>> Begin DATA

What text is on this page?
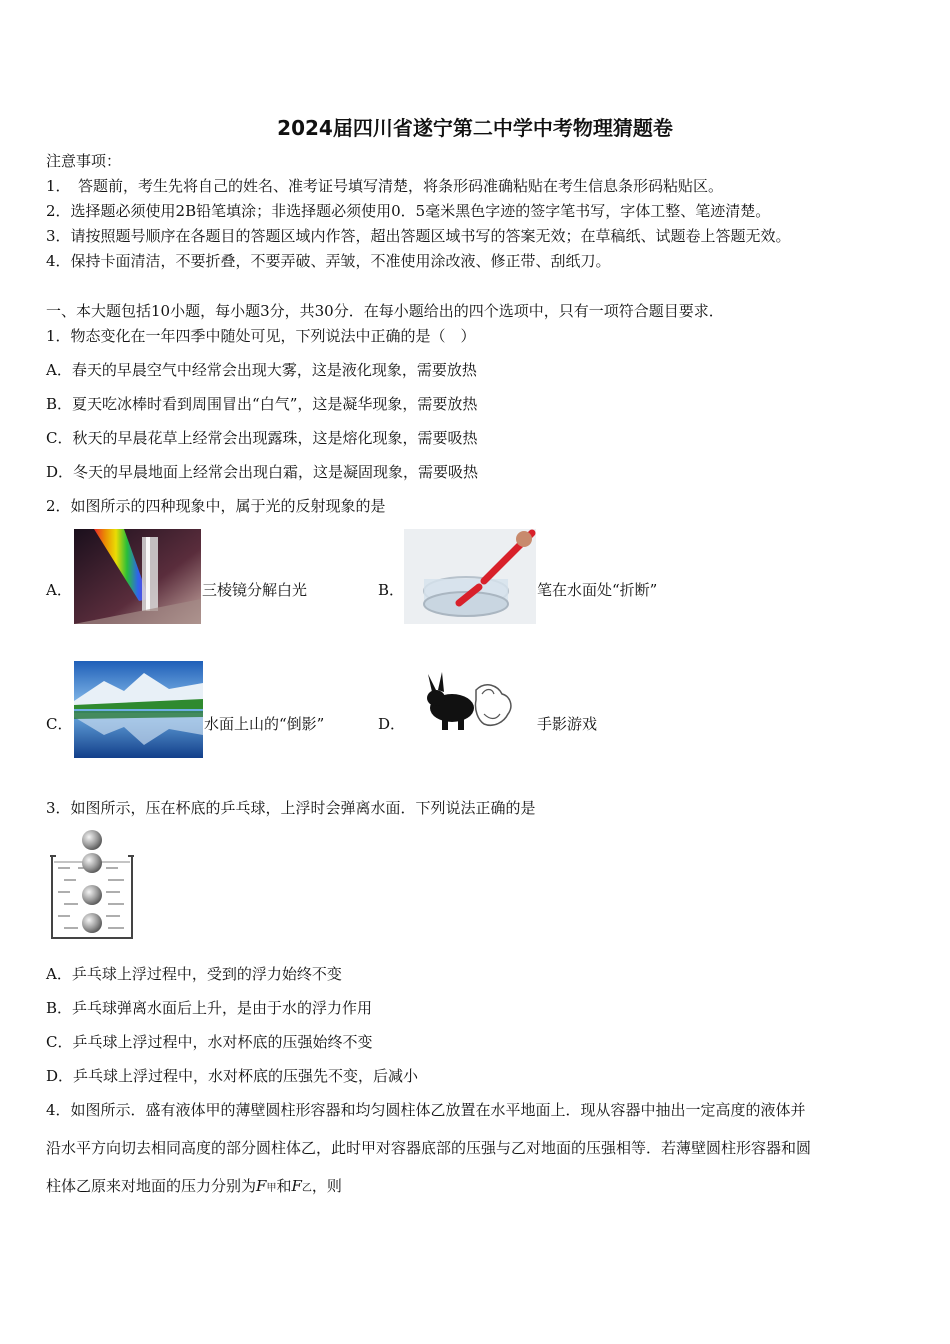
2024届四川省遂宁第二中学中考物理猜题卷
注意事项：
1．　答题前，考生先将自己的姓名、准考证号填写清楚，将条形码准确粘贴在考生信息条形码粘贴区。
2．选择题必须使用2B铅笔填涂；非选择题必须使用0．5毫米黑色字迹的签字笔书写，字体工整、笔迹清楚。
3．请按照题号顺序在各题目的答题区域内作答，超出答题区域书写的答案无效；在草稿纸、试题卷上答题无效。
4．保持卡面清洁，不要折叠，不要弄破、弄皱，不准使用涂改液、修正带、刮纸刀。
一、本大题包括10小题，每小题3分，共30分．在每小题给出的四个选项中，只有一项符合题目要求．
1．物态变化在一年四季中随处可见，下列说法中正确的是（　）
A．春天的早晨空气中经常会出现大雾，这是液化现象，需要放热
B．夏天吃冰棒时看到周围冒出“白气”，这是凝华现象，需要放热
C．秋天的早晨花草上经常会出现露珠，这是熔化现象，需要吸热
D．冬天的早晨地面上经常会出现白霜，这是凝固现象，需要吸热
2．如图所示的四种现象中，属于光的反射现象的是
A．	三棱镜分解白光	B．	笔在水面处“折断”
C．	水面上山的“倒影”	D．	手影游戏
3．如图所示，压在杯底的乒乓球，上浮时会弹离水面．下列说法正确的是
A．乒乓球上浮过程中，受到的浮力始终不变
B．乒乓球弹离水面后上升，是由于水的浮力作用
C．乒乓球上浮过程中，水对杯底的压强始终不变
D．乒乓球上浮过程中，水对杯底的压强先不变，后减小
4．如图所示．盛有液体甲的薄壁圆柱形容器和均匀圆柱体乙放置在水平地面上．现从容器中抽出一定高度的液体并
沿水平方向切去相同高度的部分圆柱体乙，此时甲对容器底部的压强与乙对地面的压强相等．若薄壁圆柱形容器和圆
柱体乙原来对地面的压力分别为F甲和F乙，则
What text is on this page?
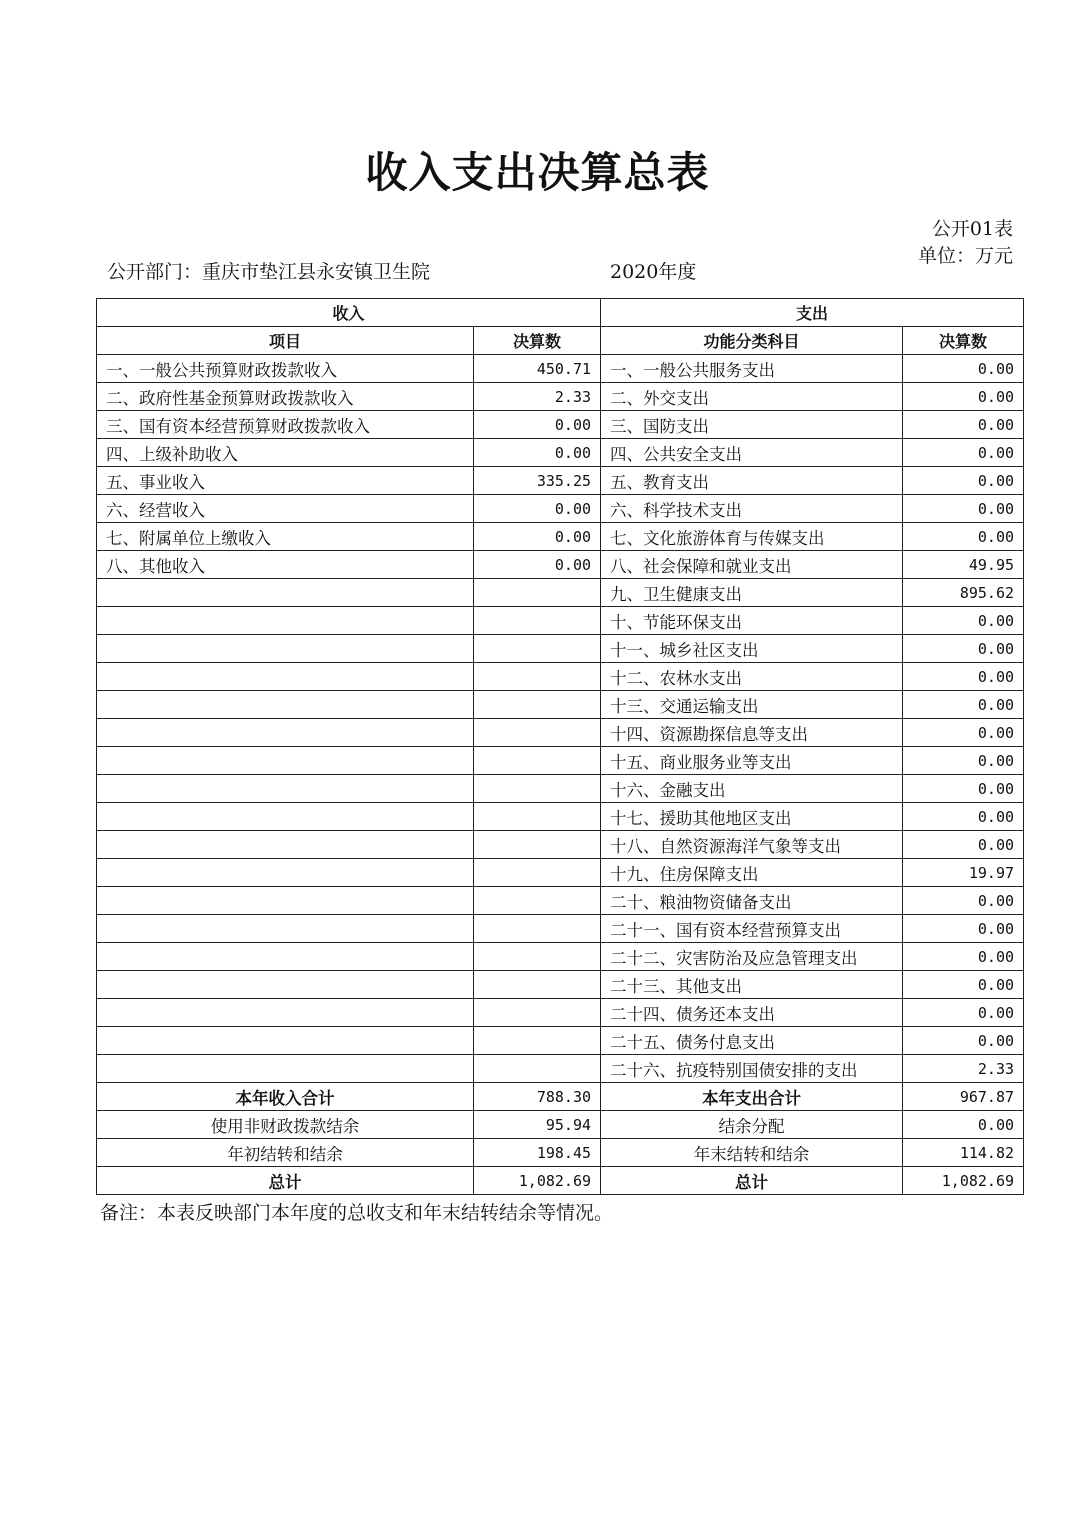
收入支出决算总表
公开01表
单位：万元
公开部门：重庆市垫江县永安镇卫生院	2020年度
收入		支出	
项目	决算数	功能分类科目	决算数
一、一般公共预算财政拨款收入	450.71	一、一般公共服务支出	0.00
二、政府性基金预算财政拨款收入	2.33	二、外交支出	0.00
三、国有资本经营预算财政拨款收入	0.00	三、国防支出	0.00
四、上级补助收入	0.00	四、公共安全支出	0.00
五、事业收入	335.25	五、教育支出	0.00
六、经营收入	0.00	六、科学技术支出	0.00
七、附属单位上缴收入	0.00	七、文化旅游体育与传媒支出	0.00
八、其他收入	0.00	八、社会保障和就业支出	49.95
		九、卫生健康支出	895.62
		十、节能环保支出	0.00
		十一、城乡社区支出	0.00
		十二、农林水支出	0.00
		十三、交通运输支出	0.00
		十四、资源勘探信息等支出	0.00
		十五、商业服务业等支出	0.00
		十六、金融支出	0.00
		十七、援助其他地区支出	0.00
		十八、自然资源海洋气象等支出	0.00
		十九、住房保障支出	19.97
		二十、粮油物资储备支出	0.00
		二十一、国有资本经营预算支出	0.00
		二十二、灾害防治及应急管理支出	0.00
		二十三、其他支出	0.00
		二十四、债务还本支出	0.00
		二十五、债务付息支出	0.00
		二十六、抗疫特别国债安排的支出	2.33
本年收入合计	788.30	本年支出合计	967.87
使用非财政拨款结余	95.94	结余分配	0.00
年初结转和结余	198.45	年末结转和结余	114.82
总计	1,082.69	总计	1,082.69
备注：本表反映部门本年度的总收支和年末结转结余等情况。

>> End DATA

Gather, from the listing above, every line carrying the word "需要吸热".

C．秋天的早晨花草上经常会出现露珠，这是熔化现象，需要吸热
D．冬天的早晨地面上经常会出现白霜，这是凝固现象，需要吸热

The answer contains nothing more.